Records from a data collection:

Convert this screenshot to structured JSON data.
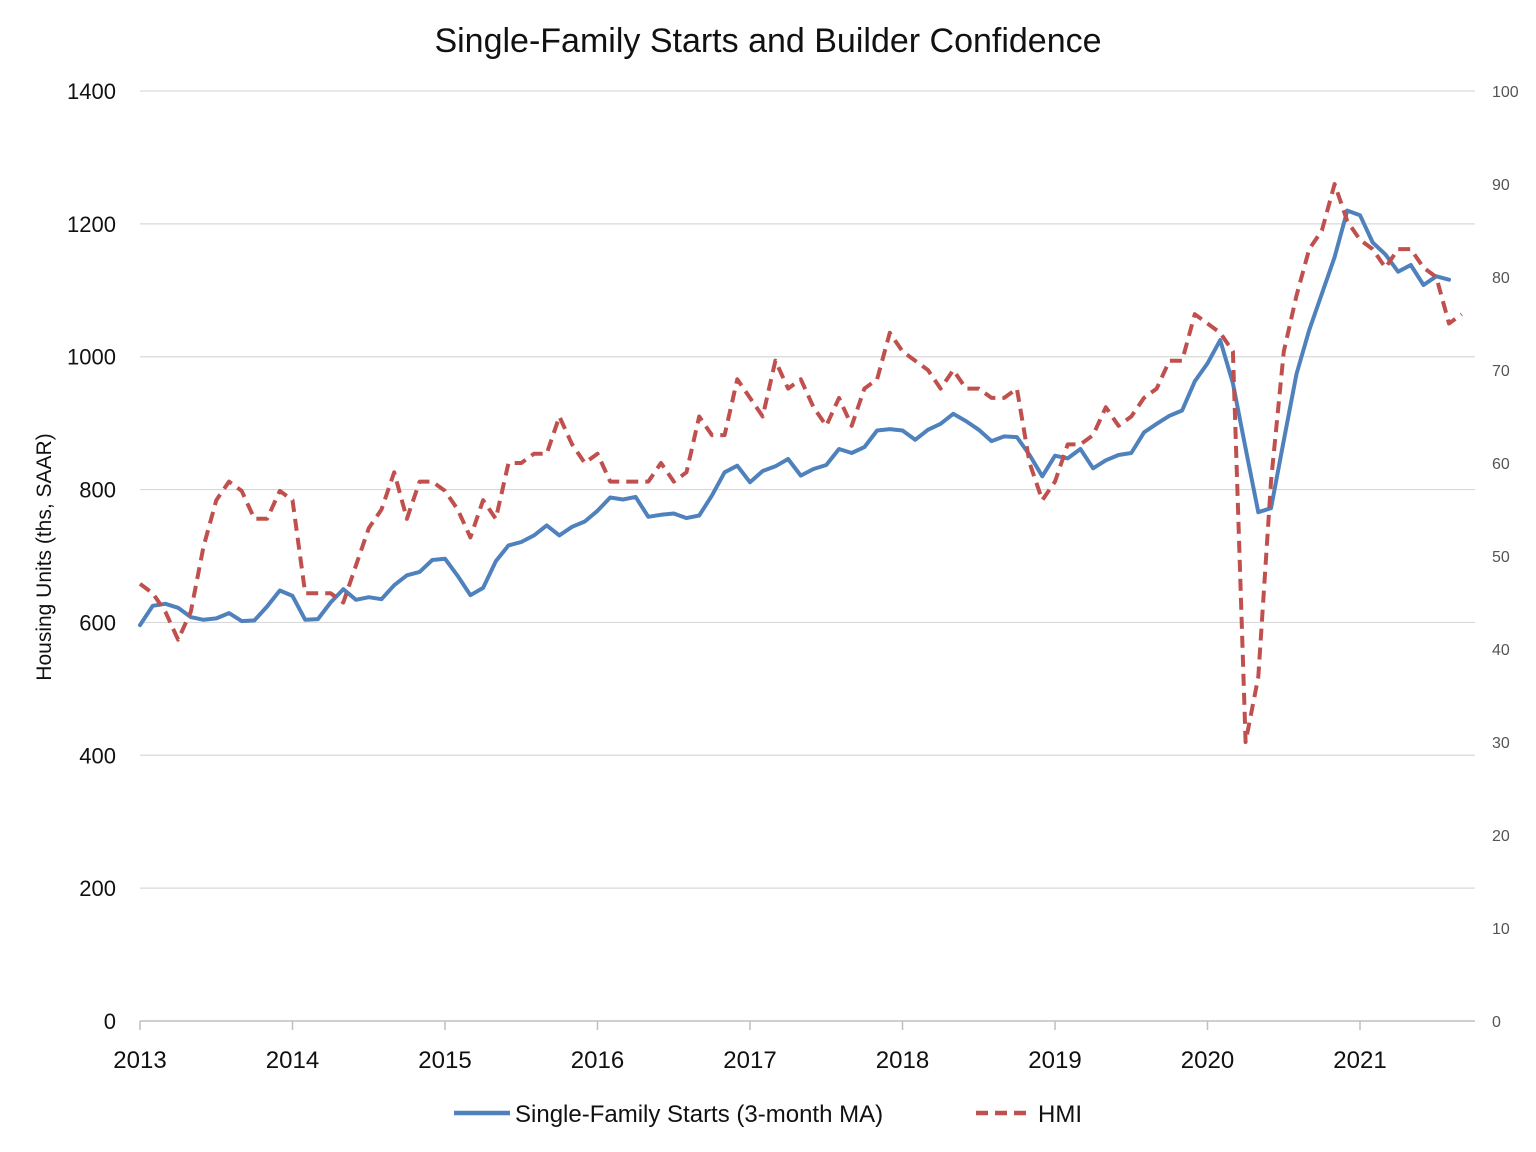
{
  "chart_data": {
    "type": "line",
    "title": "Single-Family Starts and Builder Confidence",
    "ylabel": "Housing Units (ths, SAAR)",
    "ylim": [
      0,
      1400
    ],
    "y_ticks": [
      "0",
      "200",
      "400",
      "600",
      "800",
      "1000",
      "1200",
      "1400"
    ],
    "y2lim": [
      0,
      100
    ],
    "y2_ticks": [
      "0",
      "10",
      "20",
      "30",
      "40",
      "50",
      "60",
      "70",
      "80",
      "90",
      "100"
    ],
    "x_ticks": [
      "2013",
      "2014",
      "2015",
      "2016",
      "2017",
      "2018",
      "2019",
      "2020",
      "2021"
    ],
    "grid": "horizontal",
    "legend_position": "bottom",
    "series": [
      {
        "name": "Single-Family Starts (3-month MA)",
        "axis": "left",
        "color": "#4F81BD",
        "style": "solid",
        "x_start": "2013-01",
        "values": [
          596,
          625,
          628,
          622,
          608,
          604,
          606,
          614,
          602,
          603,
          624,
          648,
          640,
          604,
          605,
          630,
          650,
          634,
          638,
          635,
          656,
          671,
          676,
          694,
          696,
          670,
          641,
          652,
          692,
          716,
          721,
          731,
          746,
          731,
          744,
          752,
          768,
          788,
          785,
          789,
          759,
          762,
          764,
          757,
          761,
          791,
          826,
          836,
          811,
          828,
          835,
          846,
          821,
          831,
          837,
          861,
          855,
          864,
          889,
          891,
          889,
          875,
          890,
          899,
          914,
          903,
          890,
          873,
          880,
          879,
          852,
          820,
          851,
          847,
          861,
          832,
          844,
          852,
          855,
          886,
          899,
          911,
          919,
          963,
          990,
          1025,
          960,
          862,
          766,
          772,
          874,
          974,
          1040,
          1095,
          1150,
          1220,
          1213,
          1172,
          1154,
          1128,
          1138,
          1108,
          1121,
          1116
        ]
      },
      {
        "name": "HMI",
        "axis": "right",
        "color": "#C0504D",
        "style": "dashed",
        "x_start": "2013-01",
        "values": [
          47,
          46,
          44,
          41,
          44,
          51,
          56,
          58,
          57,
          54,
          54,
          57,
          56,
          46,
          46,
          46,
          45,
          49,
          53,
          55,
          59,
          54,
          58,
          58,
          57,
          55,
          52,
          56,
          54,
          60,
          60,
          61,
          61,
          65,
          62,
          60,
          61,
          58,
          58,
          58,
          58,
          60,
          58,
          59,
          65,
          63,
          63,
          69,
          67,
          65,
          71,
          68,
          69,
          66,
          64,
          67,
          64,
          68,
          69,
          74,
          72,
          71,
          70,
          68,
          70,
          68,
          68,
          67,
          67,
          68,
          60,
          56,
          58,
          62,
          62,
          63,
          66,
          64,
          65,
          67,
          68,
          71,
          71,
          76,
          75,
          74,
          72,
          30,
          37,
          58,
          72,
          78,
          83,
          85,
          90,
          86,
          84,
          83,
          81,
          83,
          83,
          81,
          80,
          75,
          76
        ]
      }
    ]
  }
}
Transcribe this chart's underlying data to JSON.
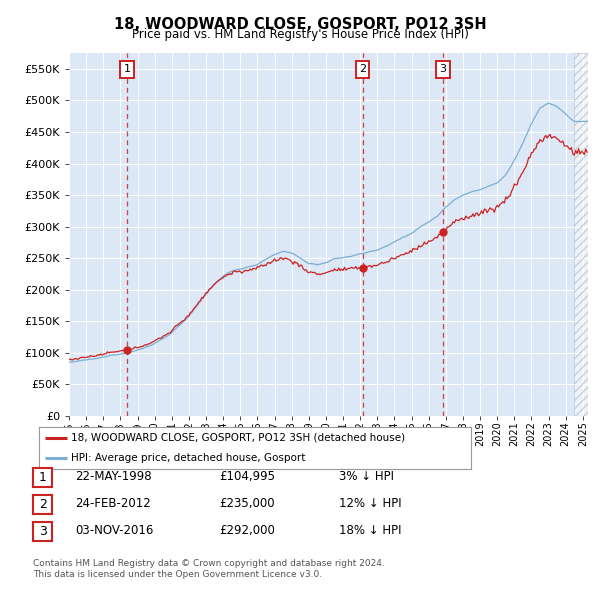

Given problem:
Print all of the entries word for word. Skip any images they contain.

Output of the task:
Convert this screenshot to structured JSON data.
{
  "chart_data": {
    "type": "line",
    "title": "Single-Family Starts and Builder Confidence",
    "ylabel": "Housing Units (ths, SAAR)",
    "ylim": [
      0,
      1400
    ],
    "y_ticks": [
      "0",
      "200",
      "400",
      "600",
      "800",
      "1000",
      "1200",
      "1400"
    ],
    "y2lim": [
      0,
      100
    ],
    "y2_ticks": [
      "0",
      "10",
      "20",
      "30",
      "40",
      "50",
      "60",
      "70",
      "80",
      "90",
      "100"
    ],
    "x_ticks": [
      "2013",
      "2014",
      "2015",
      "2016",
      "2017",
      "2018",
      "2019",
      "2020",
      "2021"
    ],
    "grid": "horizontal",
    "legend_position": "bottom",
    "series": [
      {
        "name": "Single-Family Starts (3-month MA)",
        "axis": "left",
        "color": "#4F81BD",
        "style": "solid",
        "x_start": "2013-01",
        "values": [
          596,
          625,
          628,
          622,
          608,
          604,
          606,
          614,
          602,
          603,
          624,
          648,
          640,
          604,
          605,
          630,
          650,
          634,
          638,
          635,
          656,
          671,
          676,
          694,
          696,
          670,
          641,
          652,
          692,
          716,
          721,
          731,
          746,
          731,
          744,
          752,
          768,
          788,
          785,
          789,
          759,
          762,
          764,
          757,
          761,
          791,
          826,
          836,
          811,
          828,
          835,
          846,
          821,
          831,
          837,
          861,
          855,
          864,
          889,
          891,
          889,
          875,
          890,
          899,
          914,
          903,
          890,
          873,
          880,
          879,
          852,
          820,
          851,
          847,
          861,
          832,
          844,
          852,
          855,
          886,
          899,
          911,
          919,
          963,
          990,
          1025,
          960,
          862,
          766,
          772,
          874,
          974,
          1040,
          1095,
          1150,
          1220,
          1213,
          1172,
          1154,
          1128,
          1138,
          1108,
          1121,
          1116
        ]
      },
      {
        "name": "HMI",
        "axis": "right",
        "color": "#C0504D",
        "style": "dashed",
        "x_start": "2013-01",
        "values": [
          47,
          46,
          44,
          41,
          44,
          51,
          56,
          58,
          57,
          54,
          54,
          57,
          56,
          46,
          46,
          46,
          45,
          49,
          53,
          55,
          59,
          54,
          58,
          58,
          57,
          55,
          52,
          56,
          54,
          60,
          60,
          61,
          61,
          65,
          62,
          60,
          61,
          58,
          58,
          58,
          58,
          60,
          58,
          59,
          65,
          63,
          63,
          69,
          67,
          65,
          71,
          68,
          69,
          66,
          64,
          67,
          64,
          68,
          69,
          74,
          72,
          71,
          70,
          68,
          70,
          68,
          68,
          67,
          67,
          68,
          60,
          56,
          58,
          62,
          62,
          63,
          66,
          64,
          65,
          67,
          68,
          71,
          71,
          76,
          75,
          74,
          72,
          30,
          37,
          58,
          72,
          78,
          83,
          85,
          90,
          86,
          84,
          83,
          81,
          83,
          83,
          81,
          80,
          75,
          76
        ]
      }
    ]
  }
}
Transcribe this chart's underlying data to JSON.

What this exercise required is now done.